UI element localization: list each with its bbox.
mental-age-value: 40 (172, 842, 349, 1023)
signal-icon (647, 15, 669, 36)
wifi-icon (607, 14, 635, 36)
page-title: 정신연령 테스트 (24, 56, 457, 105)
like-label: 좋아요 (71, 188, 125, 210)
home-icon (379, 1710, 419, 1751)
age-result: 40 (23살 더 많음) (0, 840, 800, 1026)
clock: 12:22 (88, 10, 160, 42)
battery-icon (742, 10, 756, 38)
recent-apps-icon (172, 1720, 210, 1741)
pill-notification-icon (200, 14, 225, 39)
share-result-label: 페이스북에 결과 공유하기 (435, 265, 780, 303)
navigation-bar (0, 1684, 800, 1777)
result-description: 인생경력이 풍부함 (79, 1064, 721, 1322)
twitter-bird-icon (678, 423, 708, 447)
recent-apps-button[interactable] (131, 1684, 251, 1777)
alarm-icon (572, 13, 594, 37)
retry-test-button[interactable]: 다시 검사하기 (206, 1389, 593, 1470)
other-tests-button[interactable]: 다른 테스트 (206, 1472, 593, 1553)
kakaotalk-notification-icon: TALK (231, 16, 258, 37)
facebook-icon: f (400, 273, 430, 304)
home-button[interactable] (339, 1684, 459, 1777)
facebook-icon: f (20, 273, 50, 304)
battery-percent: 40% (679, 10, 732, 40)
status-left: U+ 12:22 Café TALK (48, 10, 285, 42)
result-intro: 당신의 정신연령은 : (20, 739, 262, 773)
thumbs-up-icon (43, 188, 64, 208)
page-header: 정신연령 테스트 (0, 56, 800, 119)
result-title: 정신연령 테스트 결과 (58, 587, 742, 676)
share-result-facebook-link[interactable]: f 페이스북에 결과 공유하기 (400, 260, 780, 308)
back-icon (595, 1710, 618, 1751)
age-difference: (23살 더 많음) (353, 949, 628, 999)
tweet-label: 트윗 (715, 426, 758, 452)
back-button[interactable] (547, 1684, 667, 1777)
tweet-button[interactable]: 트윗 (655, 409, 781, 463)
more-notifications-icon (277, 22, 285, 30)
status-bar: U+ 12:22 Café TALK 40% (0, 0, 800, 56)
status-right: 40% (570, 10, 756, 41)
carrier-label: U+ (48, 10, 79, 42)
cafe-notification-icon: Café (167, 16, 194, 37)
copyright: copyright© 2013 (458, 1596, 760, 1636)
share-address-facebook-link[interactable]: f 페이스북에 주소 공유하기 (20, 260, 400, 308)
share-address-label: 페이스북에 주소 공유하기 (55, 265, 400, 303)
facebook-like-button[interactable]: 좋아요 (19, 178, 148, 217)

» **Problem statement**: Pull out every line in the records that contains the string "title", treating uppercase and lowercase letters as different.

» **Solution to this exercise**:
page-title: 정신연령 테스트 (24, 56, 457, 105)
result-title: 정신연령 테스트 결과 (58, 587, 742, 676)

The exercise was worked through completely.